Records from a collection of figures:
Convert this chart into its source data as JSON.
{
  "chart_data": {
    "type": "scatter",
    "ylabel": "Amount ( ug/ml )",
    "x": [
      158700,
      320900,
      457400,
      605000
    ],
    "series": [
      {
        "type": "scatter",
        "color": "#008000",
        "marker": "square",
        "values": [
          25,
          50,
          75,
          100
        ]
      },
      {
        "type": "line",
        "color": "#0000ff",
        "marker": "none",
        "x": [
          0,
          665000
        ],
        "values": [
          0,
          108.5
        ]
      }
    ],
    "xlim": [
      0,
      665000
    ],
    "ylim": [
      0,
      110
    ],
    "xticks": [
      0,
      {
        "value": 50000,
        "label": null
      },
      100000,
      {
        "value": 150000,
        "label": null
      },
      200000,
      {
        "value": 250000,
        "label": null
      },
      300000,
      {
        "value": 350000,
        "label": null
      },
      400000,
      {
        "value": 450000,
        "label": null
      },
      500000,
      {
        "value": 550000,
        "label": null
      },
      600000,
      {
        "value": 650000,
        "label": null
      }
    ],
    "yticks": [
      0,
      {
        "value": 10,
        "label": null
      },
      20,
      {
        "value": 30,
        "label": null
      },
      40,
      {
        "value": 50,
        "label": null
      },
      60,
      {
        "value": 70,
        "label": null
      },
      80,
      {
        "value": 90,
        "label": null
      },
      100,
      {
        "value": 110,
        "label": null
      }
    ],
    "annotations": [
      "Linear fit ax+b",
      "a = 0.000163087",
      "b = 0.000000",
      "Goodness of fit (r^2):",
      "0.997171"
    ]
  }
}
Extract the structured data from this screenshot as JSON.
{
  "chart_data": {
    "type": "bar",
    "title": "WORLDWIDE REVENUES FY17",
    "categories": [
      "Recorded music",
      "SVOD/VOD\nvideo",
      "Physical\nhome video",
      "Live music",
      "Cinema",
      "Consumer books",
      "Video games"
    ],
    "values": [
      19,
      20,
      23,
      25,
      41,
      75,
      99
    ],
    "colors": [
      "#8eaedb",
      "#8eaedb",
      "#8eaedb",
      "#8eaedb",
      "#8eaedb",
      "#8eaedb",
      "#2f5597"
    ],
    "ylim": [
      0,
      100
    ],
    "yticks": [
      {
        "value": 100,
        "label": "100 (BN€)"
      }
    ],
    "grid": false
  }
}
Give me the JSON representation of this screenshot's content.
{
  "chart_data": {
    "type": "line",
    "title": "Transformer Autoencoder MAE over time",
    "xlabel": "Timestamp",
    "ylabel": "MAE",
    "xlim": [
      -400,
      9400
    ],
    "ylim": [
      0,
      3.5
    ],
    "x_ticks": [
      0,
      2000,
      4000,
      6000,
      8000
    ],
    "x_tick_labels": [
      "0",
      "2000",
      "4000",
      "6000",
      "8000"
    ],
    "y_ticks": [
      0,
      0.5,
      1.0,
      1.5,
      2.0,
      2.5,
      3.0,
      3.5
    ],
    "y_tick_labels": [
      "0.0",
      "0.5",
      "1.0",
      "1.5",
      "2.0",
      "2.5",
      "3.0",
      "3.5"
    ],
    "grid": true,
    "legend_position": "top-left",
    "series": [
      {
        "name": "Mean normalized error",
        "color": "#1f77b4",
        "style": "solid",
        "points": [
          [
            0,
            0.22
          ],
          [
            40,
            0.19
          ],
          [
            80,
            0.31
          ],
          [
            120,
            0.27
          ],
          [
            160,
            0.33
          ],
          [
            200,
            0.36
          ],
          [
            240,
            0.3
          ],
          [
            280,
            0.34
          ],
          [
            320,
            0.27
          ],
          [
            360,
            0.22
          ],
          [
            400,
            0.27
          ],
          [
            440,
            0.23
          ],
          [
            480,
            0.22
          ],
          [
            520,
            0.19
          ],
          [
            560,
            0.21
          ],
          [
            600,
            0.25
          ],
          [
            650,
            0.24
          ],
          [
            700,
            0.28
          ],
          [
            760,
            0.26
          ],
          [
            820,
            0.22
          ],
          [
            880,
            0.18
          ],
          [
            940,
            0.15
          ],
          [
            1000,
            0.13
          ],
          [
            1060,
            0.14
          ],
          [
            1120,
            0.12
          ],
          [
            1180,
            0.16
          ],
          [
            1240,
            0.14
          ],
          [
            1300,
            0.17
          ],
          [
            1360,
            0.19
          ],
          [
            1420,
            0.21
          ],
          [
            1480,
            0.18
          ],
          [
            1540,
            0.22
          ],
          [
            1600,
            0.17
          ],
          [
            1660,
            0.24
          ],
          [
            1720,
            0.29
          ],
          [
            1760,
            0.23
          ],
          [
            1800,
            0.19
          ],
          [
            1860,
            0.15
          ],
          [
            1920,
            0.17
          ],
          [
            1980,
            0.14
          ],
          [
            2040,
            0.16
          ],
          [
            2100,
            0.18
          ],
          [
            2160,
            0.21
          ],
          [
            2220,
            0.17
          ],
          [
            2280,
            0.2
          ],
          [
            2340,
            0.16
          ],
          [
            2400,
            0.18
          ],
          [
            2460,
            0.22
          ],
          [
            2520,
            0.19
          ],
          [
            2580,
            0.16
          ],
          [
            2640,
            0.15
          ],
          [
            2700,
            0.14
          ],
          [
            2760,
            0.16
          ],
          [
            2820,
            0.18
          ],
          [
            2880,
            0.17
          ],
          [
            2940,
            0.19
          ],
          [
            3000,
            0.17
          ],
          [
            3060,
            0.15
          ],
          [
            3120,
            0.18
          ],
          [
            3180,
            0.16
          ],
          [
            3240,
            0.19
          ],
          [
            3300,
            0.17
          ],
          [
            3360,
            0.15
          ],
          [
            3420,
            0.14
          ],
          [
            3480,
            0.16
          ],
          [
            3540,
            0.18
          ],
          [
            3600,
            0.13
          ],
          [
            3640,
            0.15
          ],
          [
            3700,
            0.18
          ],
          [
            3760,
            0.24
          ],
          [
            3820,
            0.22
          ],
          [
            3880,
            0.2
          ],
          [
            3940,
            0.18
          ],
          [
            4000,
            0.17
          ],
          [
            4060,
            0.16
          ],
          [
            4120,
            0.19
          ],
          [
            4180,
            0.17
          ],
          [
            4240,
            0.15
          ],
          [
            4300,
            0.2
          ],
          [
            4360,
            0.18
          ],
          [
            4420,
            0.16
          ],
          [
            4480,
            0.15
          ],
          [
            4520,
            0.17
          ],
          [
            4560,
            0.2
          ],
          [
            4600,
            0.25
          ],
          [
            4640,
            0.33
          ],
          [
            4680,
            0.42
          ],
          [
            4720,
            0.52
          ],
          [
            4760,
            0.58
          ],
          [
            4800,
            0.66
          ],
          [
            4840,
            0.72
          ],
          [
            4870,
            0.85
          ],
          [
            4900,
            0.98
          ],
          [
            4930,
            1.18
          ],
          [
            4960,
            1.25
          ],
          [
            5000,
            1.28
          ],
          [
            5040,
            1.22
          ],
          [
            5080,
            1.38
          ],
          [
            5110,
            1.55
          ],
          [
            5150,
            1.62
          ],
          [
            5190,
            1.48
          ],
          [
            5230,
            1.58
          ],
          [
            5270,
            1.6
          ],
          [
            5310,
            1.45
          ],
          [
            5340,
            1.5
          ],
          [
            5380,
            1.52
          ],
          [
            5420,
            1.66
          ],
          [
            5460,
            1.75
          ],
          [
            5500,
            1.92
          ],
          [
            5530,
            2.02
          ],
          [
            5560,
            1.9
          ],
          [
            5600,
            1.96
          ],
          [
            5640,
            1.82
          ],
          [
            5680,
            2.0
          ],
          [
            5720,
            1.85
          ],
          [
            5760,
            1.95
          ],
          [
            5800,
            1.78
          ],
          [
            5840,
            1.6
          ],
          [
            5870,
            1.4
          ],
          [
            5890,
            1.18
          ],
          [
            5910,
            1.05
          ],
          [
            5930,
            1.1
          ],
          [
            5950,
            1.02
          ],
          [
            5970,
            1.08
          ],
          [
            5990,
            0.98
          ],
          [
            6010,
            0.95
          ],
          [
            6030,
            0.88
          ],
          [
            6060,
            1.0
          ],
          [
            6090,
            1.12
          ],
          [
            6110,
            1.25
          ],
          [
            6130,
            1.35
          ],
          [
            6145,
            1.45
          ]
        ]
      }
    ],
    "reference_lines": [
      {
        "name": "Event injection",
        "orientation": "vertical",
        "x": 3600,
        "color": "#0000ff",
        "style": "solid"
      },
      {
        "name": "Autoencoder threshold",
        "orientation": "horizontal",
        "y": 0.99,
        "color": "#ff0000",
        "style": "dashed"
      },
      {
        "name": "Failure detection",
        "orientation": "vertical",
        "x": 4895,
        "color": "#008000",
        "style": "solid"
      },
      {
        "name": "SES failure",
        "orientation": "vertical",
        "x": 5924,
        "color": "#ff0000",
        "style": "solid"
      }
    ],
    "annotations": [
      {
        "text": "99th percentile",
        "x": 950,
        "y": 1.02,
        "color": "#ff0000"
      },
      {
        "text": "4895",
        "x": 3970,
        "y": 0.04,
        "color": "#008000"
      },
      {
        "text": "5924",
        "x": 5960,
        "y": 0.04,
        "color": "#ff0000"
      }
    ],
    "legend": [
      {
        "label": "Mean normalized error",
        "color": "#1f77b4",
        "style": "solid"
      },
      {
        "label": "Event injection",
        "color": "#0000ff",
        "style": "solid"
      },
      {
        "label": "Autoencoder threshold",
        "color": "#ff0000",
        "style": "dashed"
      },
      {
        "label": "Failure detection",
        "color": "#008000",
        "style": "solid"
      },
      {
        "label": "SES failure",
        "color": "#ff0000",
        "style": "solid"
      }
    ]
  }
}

> **Prompt**
Return every line from the records above that holds the word "JSON".

> **Finished answer**
Convert this chart into its source data as JSON.
Extract the structured data from this screenshot as JSON.
Give me the JSON representation of this screenshot's content.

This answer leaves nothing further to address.